• [Work required]: Copy each line in the data that includes the word "پانګه".

— START OF Dataset records —

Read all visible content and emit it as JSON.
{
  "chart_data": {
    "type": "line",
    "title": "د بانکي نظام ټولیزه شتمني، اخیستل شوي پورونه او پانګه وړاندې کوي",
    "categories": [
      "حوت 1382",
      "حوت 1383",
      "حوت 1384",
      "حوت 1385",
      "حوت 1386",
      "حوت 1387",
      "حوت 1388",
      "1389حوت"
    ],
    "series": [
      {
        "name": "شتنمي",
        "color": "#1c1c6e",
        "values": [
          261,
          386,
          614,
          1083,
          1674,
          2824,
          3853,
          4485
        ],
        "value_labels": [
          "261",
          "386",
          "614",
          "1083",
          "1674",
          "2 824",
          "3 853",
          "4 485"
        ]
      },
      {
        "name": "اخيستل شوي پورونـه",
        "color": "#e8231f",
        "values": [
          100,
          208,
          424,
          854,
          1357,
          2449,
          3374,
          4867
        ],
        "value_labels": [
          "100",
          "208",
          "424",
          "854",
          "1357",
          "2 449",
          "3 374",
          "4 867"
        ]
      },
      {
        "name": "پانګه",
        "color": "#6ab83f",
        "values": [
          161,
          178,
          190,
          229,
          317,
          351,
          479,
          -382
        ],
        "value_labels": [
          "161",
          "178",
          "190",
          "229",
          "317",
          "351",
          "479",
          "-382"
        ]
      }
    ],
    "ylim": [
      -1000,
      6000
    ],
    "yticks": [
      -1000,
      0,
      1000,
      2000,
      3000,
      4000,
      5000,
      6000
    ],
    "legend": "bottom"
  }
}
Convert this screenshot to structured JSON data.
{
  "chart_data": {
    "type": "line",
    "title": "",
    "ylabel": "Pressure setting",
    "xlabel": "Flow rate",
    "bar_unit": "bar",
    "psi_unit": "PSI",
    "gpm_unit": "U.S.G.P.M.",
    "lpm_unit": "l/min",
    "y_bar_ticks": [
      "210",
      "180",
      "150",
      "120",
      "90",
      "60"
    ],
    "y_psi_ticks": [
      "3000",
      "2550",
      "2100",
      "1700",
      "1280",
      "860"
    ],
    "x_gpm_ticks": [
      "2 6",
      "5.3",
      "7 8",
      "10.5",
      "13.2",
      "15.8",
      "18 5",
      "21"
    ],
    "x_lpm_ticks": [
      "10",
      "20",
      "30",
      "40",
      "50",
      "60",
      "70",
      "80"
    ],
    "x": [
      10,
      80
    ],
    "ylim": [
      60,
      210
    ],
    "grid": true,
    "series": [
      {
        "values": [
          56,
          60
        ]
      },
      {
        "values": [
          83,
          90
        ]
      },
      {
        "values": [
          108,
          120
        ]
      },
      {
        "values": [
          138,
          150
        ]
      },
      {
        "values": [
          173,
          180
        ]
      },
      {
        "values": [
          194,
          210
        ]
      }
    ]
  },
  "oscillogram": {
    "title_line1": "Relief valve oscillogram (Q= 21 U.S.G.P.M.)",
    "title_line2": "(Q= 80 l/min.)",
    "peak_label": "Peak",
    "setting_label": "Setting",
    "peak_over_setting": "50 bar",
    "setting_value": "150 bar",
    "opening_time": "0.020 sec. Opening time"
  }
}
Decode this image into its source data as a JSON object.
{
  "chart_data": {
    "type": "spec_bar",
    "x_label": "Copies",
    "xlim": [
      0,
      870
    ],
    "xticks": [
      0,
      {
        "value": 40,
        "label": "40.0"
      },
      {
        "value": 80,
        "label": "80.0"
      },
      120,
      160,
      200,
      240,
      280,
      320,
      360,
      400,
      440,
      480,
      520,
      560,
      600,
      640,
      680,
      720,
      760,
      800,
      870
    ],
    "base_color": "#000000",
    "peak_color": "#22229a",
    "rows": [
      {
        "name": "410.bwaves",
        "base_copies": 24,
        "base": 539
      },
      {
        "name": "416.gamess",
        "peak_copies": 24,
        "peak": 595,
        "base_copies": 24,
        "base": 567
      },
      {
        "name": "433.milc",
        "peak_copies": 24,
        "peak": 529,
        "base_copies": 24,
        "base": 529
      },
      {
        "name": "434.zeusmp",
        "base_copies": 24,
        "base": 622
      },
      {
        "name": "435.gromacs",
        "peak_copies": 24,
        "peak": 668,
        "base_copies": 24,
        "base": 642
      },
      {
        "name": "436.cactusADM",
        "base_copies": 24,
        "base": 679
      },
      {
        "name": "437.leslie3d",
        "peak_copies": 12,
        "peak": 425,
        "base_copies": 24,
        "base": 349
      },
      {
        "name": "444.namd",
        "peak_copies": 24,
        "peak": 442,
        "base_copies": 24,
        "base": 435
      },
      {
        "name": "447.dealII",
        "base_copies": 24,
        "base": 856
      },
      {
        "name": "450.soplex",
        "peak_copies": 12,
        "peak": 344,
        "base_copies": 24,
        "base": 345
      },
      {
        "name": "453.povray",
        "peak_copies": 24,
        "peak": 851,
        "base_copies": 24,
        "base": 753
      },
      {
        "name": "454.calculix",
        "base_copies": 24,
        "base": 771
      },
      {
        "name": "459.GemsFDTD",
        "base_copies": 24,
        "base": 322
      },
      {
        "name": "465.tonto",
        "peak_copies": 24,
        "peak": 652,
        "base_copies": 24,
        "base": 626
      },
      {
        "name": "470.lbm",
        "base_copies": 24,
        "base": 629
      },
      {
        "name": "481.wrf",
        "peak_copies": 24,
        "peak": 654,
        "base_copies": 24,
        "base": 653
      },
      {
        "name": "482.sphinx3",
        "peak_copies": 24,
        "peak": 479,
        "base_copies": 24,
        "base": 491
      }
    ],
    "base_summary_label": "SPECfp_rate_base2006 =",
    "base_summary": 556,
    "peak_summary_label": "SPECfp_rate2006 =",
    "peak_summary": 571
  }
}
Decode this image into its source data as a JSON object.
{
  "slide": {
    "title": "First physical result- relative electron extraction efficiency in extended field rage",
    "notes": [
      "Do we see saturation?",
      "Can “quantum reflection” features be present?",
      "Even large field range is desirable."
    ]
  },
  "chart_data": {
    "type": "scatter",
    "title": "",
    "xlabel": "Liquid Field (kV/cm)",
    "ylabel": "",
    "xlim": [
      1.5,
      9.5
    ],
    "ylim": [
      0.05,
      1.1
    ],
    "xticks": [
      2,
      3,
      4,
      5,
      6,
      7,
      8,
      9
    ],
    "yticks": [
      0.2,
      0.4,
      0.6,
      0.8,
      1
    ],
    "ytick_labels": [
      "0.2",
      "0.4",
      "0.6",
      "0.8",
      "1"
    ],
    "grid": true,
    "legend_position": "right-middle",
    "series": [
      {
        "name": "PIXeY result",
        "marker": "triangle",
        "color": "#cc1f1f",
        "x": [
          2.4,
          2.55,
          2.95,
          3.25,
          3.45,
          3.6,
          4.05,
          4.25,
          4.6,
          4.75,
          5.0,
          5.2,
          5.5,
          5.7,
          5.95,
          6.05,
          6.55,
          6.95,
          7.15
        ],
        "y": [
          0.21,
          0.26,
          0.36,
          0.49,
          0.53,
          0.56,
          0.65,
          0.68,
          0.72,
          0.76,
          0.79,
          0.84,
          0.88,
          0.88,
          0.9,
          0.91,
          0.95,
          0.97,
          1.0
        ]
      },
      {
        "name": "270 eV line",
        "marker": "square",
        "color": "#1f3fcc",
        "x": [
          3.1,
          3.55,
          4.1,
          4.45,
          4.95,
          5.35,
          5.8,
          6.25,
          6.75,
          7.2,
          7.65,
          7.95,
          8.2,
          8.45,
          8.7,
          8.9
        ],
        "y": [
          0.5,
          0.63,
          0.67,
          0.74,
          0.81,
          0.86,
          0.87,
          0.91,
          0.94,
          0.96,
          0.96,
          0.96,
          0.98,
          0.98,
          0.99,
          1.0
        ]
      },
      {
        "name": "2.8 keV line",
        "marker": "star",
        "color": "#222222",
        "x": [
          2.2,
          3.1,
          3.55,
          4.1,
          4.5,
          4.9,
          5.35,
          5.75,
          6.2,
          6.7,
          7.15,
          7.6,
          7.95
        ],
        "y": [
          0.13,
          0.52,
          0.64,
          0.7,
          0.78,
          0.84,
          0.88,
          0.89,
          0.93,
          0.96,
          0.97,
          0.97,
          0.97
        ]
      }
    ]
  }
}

— END OF Dataset records —

• [Reply to the task]:
    "title": "د بانکي نظام ټولیزه شتمني، اخیستل شوي پورونه او پانګه وړاندې کوي",
        "name": "پانګه",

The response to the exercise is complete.